Each entry below should be written out exactly as it is, with no pictures.

==== Input data

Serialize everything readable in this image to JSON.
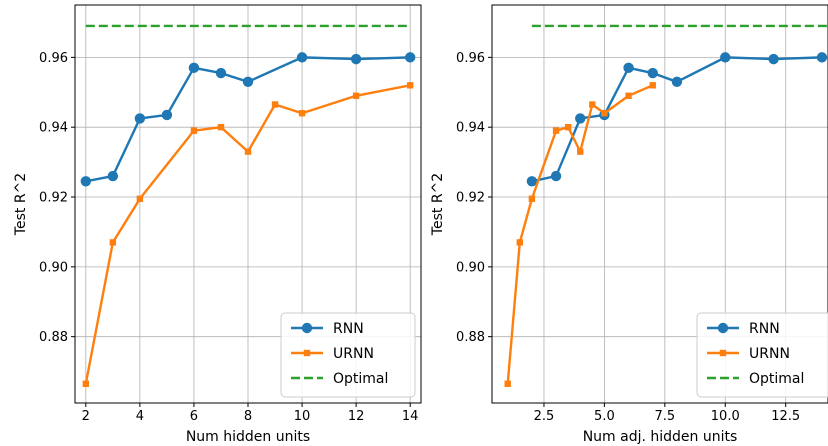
{
  "chart_data": [
    {
      "type": "line",
      "xlabel": "Num hidden units",
      "ylabel": "Test R^2",
      "xlim": [
        1.6,
        14.4
      ],
      "ylim": [
        0.861,
        0.975
      ],
      "xticks": [
        2,
        4,
        6,
        8,
        10,
        12,
        14
      ],
      "xtick_labels": [
        "2",
        "4",
        "6",
        "8",
        "10",
        "12",
        "14"
      ],
      "yticks": [
        0.88,
        0.9,
        0.92,
        0.94,
        0.96
      ],
      "ytick_labels": [
        "0.88",
        "0.90",
        "0.92",
        "0.94",
        "0.96"
      ],
      "grid": true,
      "legend_position": "lower-right",
      "series": [
        {
          "name": "RNN",
          "color": "#1f77b4",
          "marker": "circle",
          "line_style": "solid",
          "x": [
            2,
            3,
            4,
            5,
            6,
            7,
            8,
            10,
            12,
            14
          ],
          "y": [
            0.9245,
            0.926,
            0.9425,
            0.9435,
            0.957,
            0.9555,
            0.953,
            0.96,
            0.9595,
            0.96
          ]
        },
        {
          "name": "URNN",
          "color": "#ff7f0e",
          "marker": "square",
          "line_style": "solid",
          "x": [
            2,
            3,
            4,
            6,
            7,
            8,
            9,
            10,
            12,
            14
          ],
          "y": [
            0.8665,
            0.907,
            0.9195,
            0.939,
            0.94,
            0.933,
            0.9465,
            0.944,
            0.949,
            0.952
          ]
        },
        {
          "name": "Optimal",
          "color": "#2ca02c",
          "marker": "none",
          "line_style": "dashed",
          "x": [
            2,
            14
          ],
          "y": [
            0.969,
            0.969
          ]
        }
      ]
    },
    {
      "type": "line",
      "xlabel": "Num adj. hidden units",
      "ylabel": "Test R^2",
      "xlim": [
        0.35,
        14.25
      ],
      "ylim": [
        0.861,
        0.975
      ],
      "xticks": [
        2.5,
        5.0,
        7.5,
        10.0,
        12.5
      ],
      "xtick_labels": [
        "2.5",
        "5.0",
        "7.5",
        "10.0",
        "12.5"
      ],
      "yticks": [
        0.88,
        0.9,
        0.92,
        0.94,
        0.96
      ],
      "ytick_labels": [
        "0.88",
        "0.90",
        "0.92",
        "0.94",
        "0.96"
      ],
      "grid": true,
      "legend_position": "lower-right",
      "series": [
        {
          "name": "RNN",
          "color": "#1f77b4",
          "marker": "circle",
          "line_style": "solid",
          "x": [
            2,
            3,
            4,
            5,
            6,
            7,
            8,
            10,
            12,
            14
          ],
          "y": [
            0.9245,
            0.926,
            0.9425,
            0.9435,
            0.957,
            0.9555,
            0.953,
            0.96,
            0.9595,
            0.96
          ]
        },
        {
          "name": "URNN",
          "color": "#ff7f0e",
          "marker": "square",
          "line_style": "solid",
          "x": [
            1,
            1.5,
            2,
            3,
            3.5,
            4,
            4.5,
            5,
            6,
            7
          ],
          "y": [
            0.8665,
            0.907,
            0.9195,
            0.939,
            0.94,
            0.933,
            0.9465,
            0.944,
            0.949,
            0.952
          ]
        },
        {
          "name": "Optimal",
          "color": "#2ca02c",
          "marker": "none",
          "line_style": "dashed",
          "x": [
            2,
            14.25
          ],
          "y": [
            0.969,
            0.969
          ]
        }
      ]
    }
  ]
}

========

_Result for this task_.
Serialize everything readable in this image to JSON.
{
  "chart_data": [
    {
      "type": "line",
      "xlabel": "Num hidden units",
      "ylabel": "Test R^2",
      "xlim": [
        1.6,
        14.4
      ],
      "ylim": [
        0.861,
        0.975
      ],
      "xticks": [
        2,
        4,
        6,
        8,
        10,
        12,
        14
      ],
      "xtick_labels": [
        "2",
        "4",
        "6",
        "8",
        "10",
        "12",
        "14"
      ],
      "yticks": [
        0.88,
        0.9,
        0.92,
        0.94,
        0.96
      ],
      "ytick_labels": [
        "0.88",
        "0.90",
        "0.92",
        "0.94",
        "0.96"
      ],
      "grid": true,
      "legend_position": "lower-right",
      "series": [
        {
          "name": "RNN",
          "color": "#1f77b4",
          "marker": "circle",
          "line_style": "solid",
          "x": [
            2,
            3,
            4,
            5,
            6,
            7,
            8,
            10,
            12,
            14
          ],
          "y": [
            0.9245,
            0.926,
            0.9425,
            0.9435,
            0.957,
            0.9555,
            0.953,
            0.96,
            0.9595,
            0.96
          ]
        },
        {
          "name": "URNN",
          "color": "#ff7f0e",
          "marker": "square",
          "line_style": "solid",
          "x": [
            2,
            3,
            4,
            6,
            7,
            8,
            9,
            10,
            12,
            14
          ],
          "y": [
            0.8665,
            0.907,
            0.9195,
            0.939,
            0.94,
            0.933,
            0.9465,
            0.944,
            0.949,
            0.952
          ]
        },
        {
          "name": "Optimal",
          "color": "#2ca02c",
          "marker": "none",
          "line_style": "dashed",
          "x": [
            2,
            14
          ],
          "y": [
            0.969,
            0.969
          ]
        }
      ]
    },
    {
      "type": "line",
      "xlabel": "Num adj. hidden units",
      "ylabel": "Test R^2",
      "xlim": [
        0.35,
        14.25
      ],
      "ylim": [
        0.861,
        0.975
      ],
      "xticks": [
        2.5,
        5.0,
        7.5,
        10.0,
        12.5
      ],
      "xtick_labels": [
        "2.5",
        "5.0",
        "7.5",
        "10.0",
        "12.5"
      ],
      "yticks": [
        0.88,
        0.9,
        0.92,
        0.94,
        0.96
      ],
      "ytick_labels": [
        "0.88",
        "0.90",
        "0.92",
        "0.94",
        "0.96"
      ],
      "grid": true,
      "legend_position": "lower-right",
      "series": [
        {
          "name": "RNN",
          "color": "#1f77b4",
          "marker": "circle",
          "line_style": "solid",
          "x": [
            2,
            3,
            4,
            5,
            6,
            7,
            8,
            10,
            12,
            14
          ],
          "y": [
            0.9245,
            0.926,
            0.9425,
            0.9435,
            0.957,
            0.9555,
            0.953,
            0.96,
            0.9595,
            0.96
          ]
        },
        {
          "name": "URNN",
          "color": "#ff7f0e",
          "marker": "square",
          "line_style": "solid",
          "x": [
            1,
            1.5,
            2,
            3,
            3.5,
            4,
            4.5,
            5,
            6,
            7
          ],
          "y": [
            0.8665,
            0.907,
            0.9195,
            0.939,
            0.94,
            0.933,
            0.9465,
            0.944,
            0.949,
            0.952
          ]
        },
        {
          "name": "Optimal",
          "color": "#2ca02c",
          "marker": "none",
          "line_style": "dashed",
          "x": [
            2,
            14.25
          ],
          "y": [
            0.969,
            0.969
          ]
        }
      ]
    }
  ]
}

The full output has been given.